• [RECORDS TO USE]
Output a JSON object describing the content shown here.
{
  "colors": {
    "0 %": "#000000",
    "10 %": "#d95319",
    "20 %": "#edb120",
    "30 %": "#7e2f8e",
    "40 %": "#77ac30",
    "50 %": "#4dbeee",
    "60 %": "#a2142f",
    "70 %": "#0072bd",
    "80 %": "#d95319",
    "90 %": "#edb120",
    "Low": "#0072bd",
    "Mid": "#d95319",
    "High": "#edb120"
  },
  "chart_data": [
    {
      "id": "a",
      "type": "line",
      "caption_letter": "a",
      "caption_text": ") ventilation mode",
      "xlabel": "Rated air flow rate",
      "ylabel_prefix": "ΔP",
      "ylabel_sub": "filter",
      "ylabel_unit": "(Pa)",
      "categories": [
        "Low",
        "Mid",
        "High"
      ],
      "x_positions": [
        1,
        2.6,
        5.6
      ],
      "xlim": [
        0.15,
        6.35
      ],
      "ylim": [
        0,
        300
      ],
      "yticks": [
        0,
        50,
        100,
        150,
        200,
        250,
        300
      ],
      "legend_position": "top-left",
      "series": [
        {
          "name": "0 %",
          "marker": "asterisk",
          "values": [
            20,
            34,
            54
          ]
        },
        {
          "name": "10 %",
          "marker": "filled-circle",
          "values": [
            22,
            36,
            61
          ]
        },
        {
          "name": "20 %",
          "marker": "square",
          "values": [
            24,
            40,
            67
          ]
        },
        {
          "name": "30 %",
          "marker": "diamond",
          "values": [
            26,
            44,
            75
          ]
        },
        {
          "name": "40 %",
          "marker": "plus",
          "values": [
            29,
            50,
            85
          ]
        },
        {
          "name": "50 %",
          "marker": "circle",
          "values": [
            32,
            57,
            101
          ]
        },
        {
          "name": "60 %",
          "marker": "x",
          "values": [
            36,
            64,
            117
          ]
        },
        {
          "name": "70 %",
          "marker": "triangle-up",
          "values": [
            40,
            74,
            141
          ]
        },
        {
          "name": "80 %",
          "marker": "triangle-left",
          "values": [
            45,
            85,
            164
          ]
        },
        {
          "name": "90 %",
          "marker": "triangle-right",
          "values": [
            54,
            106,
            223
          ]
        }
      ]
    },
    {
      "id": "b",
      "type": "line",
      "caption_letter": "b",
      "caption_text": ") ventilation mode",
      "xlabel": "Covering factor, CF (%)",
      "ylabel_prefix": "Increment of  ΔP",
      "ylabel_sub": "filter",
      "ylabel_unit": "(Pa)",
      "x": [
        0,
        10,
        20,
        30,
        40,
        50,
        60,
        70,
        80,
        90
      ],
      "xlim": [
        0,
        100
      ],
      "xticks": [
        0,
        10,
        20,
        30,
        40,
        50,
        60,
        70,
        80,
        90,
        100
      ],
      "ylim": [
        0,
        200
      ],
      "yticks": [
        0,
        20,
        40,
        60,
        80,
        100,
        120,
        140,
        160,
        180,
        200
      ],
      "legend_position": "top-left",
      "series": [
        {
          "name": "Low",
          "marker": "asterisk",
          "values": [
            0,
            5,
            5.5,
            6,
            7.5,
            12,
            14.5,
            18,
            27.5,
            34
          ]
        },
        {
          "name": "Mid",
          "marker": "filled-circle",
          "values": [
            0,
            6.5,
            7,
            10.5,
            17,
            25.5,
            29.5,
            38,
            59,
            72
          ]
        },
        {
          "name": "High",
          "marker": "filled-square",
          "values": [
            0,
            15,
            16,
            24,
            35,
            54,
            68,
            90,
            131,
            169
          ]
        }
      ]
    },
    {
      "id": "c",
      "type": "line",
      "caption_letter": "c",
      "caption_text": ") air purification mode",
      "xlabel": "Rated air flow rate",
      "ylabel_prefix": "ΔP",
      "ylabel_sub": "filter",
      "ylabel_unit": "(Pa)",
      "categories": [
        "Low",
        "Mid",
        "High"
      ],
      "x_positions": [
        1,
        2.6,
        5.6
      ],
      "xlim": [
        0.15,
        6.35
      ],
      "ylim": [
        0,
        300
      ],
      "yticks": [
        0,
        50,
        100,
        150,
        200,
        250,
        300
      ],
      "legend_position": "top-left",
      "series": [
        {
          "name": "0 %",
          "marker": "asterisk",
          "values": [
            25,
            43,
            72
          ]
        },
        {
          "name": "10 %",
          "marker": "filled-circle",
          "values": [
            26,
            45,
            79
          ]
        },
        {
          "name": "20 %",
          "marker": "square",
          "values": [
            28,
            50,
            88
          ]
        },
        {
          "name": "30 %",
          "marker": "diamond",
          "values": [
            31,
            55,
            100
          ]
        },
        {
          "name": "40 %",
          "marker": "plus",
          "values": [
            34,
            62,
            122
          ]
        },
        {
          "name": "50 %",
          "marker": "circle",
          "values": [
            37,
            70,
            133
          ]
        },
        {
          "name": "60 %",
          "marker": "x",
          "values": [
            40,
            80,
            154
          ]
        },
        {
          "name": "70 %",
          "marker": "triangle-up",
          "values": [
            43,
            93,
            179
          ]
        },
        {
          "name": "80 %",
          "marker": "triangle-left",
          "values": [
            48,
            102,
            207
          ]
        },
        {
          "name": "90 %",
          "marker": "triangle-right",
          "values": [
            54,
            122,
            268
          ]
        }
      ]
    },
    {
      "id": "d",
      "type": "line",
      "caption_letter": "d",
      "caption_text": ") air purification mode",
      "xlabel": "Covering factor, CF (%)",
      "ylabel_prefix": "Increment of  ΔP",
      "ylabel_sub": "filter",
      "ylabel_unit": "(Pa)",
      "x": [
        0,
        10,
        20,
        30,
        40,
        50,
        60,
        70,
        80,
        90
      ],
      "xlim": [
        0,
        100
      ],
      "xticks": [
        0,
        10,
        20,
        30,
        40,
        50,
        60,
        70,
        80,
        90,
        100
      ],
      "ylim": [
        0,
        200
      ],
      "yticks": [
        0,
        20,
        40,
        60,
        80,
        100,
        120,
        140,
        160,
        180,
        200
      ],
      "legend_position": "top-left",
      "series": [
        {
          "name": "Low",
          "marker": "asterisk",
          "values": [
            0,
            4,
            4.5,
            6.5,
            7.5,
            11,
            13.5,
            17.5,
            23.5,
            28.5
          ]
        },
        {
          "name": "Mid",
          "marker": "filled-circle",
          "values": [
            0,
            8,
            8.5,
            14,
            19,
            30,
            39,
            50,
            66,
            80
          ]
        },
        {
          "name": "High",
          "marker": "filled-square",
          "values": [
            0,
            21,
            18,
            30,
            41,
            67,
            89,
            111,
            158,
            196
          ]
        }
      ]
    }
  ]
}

• [EXERCISE]
Nothing should be left out: repeat all of the data exactly.

• [RESPONSE BELOW]
Output a JSON object describing the content shown here.
{
  "colors": {
    "0 %": "#000000",
    "10 %": "#d95319",
    "20 %": "#edb120",
    "30 %": "#7e2f8e",
    "40 %": "#77ac30",
    "50 %": "#4dbeee",
    "60 %": "#a2142f",
    "70 %": "#0072bd",
    "80 %": "#d95319",
    "90 %": "#edb120",
    "Low": "#0072bd",
    "Mid": "#d95319",
    "High": "#edb120"
  },
  "chart_data": [
    {
      "id": "a",
      "type": "line",
      "caption_letter": "a",
      "caption_text": ") ventilation mode",
      "xlabel": "Rated air flow rate",
      "ylabel_prefix": "ΔP",
      "ylabel_sub": "filter",
      "ylabel_unit": "(Pa)",
      "categories": [
        "Low",
        "Mid",
        "High"
      ],
      "x_positions": [
        1,
        2.6,
        5.6
      ],
      "xlim": [
        0.15,
        6.35
      ],
      "ylim": [
        0,
        300
      ],
      "yticks": [
        0,
        50,
        100,
        150,
        200,
        250,
        300
      ],
      "legend_position": "top-left",
      "series": [
        {
          "name": "0 %",
          "marker": "asterisk",
          "values": [
            20,
            34,
            54
          ]
        },
        {
          "name": "10 %",
          "marker": "filled-circle",
          "values": [
            22,
            36,
            61
          ]
        },
        {
          "name": "20 %",
          "marker": "square",
          "values": [
            24,
            40,
            67
          ]
        },
        {
          "name": "30 %",
          "marker": "diamond",
          "values": [
            26,
            44,
            75
          ]
        },
        {
          "name": "40 %",
          "marker": "plus",
          "values": [
            29,
            50,
            85
          ]
        },
        {
          "name": "50 %",
          "marker": "circle",
          "values": [
            32,
            57,
            101
          ]
        },
        {
          "name": "60 %",
          "marker": "x",
          "values": [
            36,
            64,
            117
          ]
        },
        {
          "name": "70 %",
          "marker": "triangle-up",
          "values": [
            40,
            74,
            141
          ]
        },
        {
          "name": "80 %",
          "marker": "triangle-left",
          "values": [
            45,
            85,
            164
          ]
        },
        {
          "name": "90 %",
          "marker": "triangle-right",
          "values": [
            54,
            106,
            223
          ]
        }
      ]
    },
    {
      "id": "b",
      "type": "line",
      "caption_letter": "b",
      "caption_text": ") ventilation mode",
      "xlabel": "Covering factor, CF (%)",
      "ylabel_prefix": "Increment of  ΔP",
      "ylabel_sub": "filter",
      "ylabel_unit": "(Pa)",
      "x": [
        0,
        10,
        20,
        30,
        40,
        50,
        60,
        70,
        80,
        90
      ],
      "xlim": [
        0,
        100
      ],
      "xticks": [
        0,
        10,
        20,
        30,
        40,
        50,
        60,
        70,
        80,
        90,
        100
      ],
      "ylim": [
        0,
        200
      ],
      "yticks": [
        0,
        20,
        40,
        60,
        80,
        100,
        120,
        140,
        160,
        180,
        200
      ],
      "legend_position": "top-left",
      "series": [
        {
          "name": "Low",
          "marker": "asterisk",
          "values": [
            0,
            5,
            5.5,
            6,
            7.5,
            12,
            14.5,
            18,
            27.5,
            34
          ]
        },
        {
          "name": "Mid",
          "marker": "filled-circle",
          "values": [
            0,
            6.5,
            7,
            10.5,
            17,
            25.5,
            29.5,
            38,
            59,
            72
          ]
        },
        {
          "name": "High",
          "marker": "filled-square",
          "values": [
            0,
            15,
            16,
            24,
            35,
            54,
            68,
            90,
            131,
            169
          ]
        }
      ]
    },
    {
      "id": "c",
      "type": "line",
      "caption_letter": "c",
      "caption_text": ") air purification mode",
      "xlabel": "Rated air flow rate",
      "ylabel_prefix": "ΔP",
      "ylabel_sub": "filter",
      "ylabel_unit": "(Pa)",
      "categories": [
        "Low",
        "Mid",
        "High"
      ],
      "x_positions": [
        1,
        2.6,
        5.6
      ],
      "xlim": [
        0.15,
        6.35
      ],
      "ylim": [
        0,
        300
      ],
      "yticks": [
        0,
        50,
        100,
        150,
        200,
        250,
        300
      ],
      "legend_position": "top-left",
      "series": [
        {
          "name": "0 %",
          "marker": "asterisk",
          "values": [
            25,
            43,
            72
          ]
        },
        {
          "name": "10 %",
          "marker": "filled-circle",
          "values": [
            26,
            45,
            79
          ]
        },
        {
          "name": "20 %",
          "marker": "square",
          "values": [
            28,
            50,
            88
          ]
        },
        {
          "name": "30 %",
          "marker": "diamond",
          "values": [
            31,
            55,
            100
          ]
        },
        {
          "name": "40 %",
          "marker": "plus",
          "values": [
            34,
            62,
            122
          ]
        },
        {
          "name": "50 %",
          "marker": "circle",
          "values": [
            37,
            70,
            133
          ]
        },
        {
          "name": "60 %",
          "marker": "x",
          "values": [
            40,
            80,
            154
          ]
        },
        {
          "name": "70 %",
          "marker": "triangle-up",
          "values": [
            43,
            93,
            179
          ]
        },
        {
          "name": "80 %",
          "marker": "triangle-left",
          "values": [
            48,
            102,
            207
          ]
        },
        {
          "name": "90 %",
          "marker": "triangle-right",
          "values": [
            54,
            122,
            268
          ]
        }
      ]
    },
    {
      "id": "d",
      "type": "line",
      "caption_letter": "d",
      "caption_text": ") air purification mode",
      "xlabel": "Covering factor, CF (%)",
      "ylabel_prefix": "Increment of  ΔP",
      "ylabel_sub": "filter",
      "ylabel_unit": "(Pa)",
      "x": [
        0,
        10,
        20,
        30,
        40,
        50,
        60,
        70,
        80,
        90
      ],
      "xlim": [
        0,
        100
      ],
      "xticks": [
        0,
        10,
        20,
        30,
        40,
        50,
        60,
        70,
        80,
        90,
        100
      ],
      "ylim": [
        0,
        200
      ],
      "yticks": [
        0,
        20,
        40,
        60,
        80,
        100,
        120,
        140,
        160,
        180,
        200
      ],
      "legend_position": "top-left",
      "series": [
        {
          "name": "Low",
          "marker": "asterisk",
          "values": [
            0,
            4,
            4.5,
            6.5,
            7.5,
            11,
            13.5,
            17.5,
            23.5,
            28.5
          ]
        },
        {
          "name": "Mid",
          "marker": "filled-circle",
          "values": [
            0,
            8,
            8.5,
            14,
            19,
            30,
            39,
            50,
            66,
            80
          ]
        },
        {
          "name": "High",
          "marker": "filled-square",
          "values": [
            0,
            21,
            18,
            30,
            41,
            67,
            89,
            111,
            158,
            196
          ]
        }
      ]
    }
  ]
}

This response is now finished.